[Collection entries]
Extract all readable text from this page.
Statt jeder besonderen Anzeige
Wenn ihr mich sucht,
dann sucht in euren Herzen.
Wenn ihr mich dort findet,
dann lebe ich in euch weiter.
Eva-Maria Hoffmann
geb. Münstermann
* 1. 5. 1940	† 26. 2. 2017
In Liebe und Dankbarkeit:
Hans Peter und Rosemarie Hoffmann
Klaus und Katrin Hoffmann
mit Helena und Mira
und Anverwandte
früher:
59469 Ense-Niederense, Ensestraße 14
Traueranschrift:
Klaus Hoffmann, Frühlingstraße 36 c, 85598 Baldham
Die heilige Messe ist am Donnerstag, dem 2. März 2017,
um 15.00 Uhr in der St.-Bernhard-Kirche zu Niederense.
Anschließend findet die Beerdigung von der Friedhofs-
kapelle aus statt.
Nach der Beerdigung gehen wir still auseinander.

-- Required task --
Your task is to collect every line above that contains the word "Hoffmann".

-- The response --
Eva-Maria Hoffmann
Hans Peter und Rosemarie Hoffmann
Klaus und Katrin Hoffmann
Klaus Hoffmann, Frühlingstraße 36 c, 85598 Baldham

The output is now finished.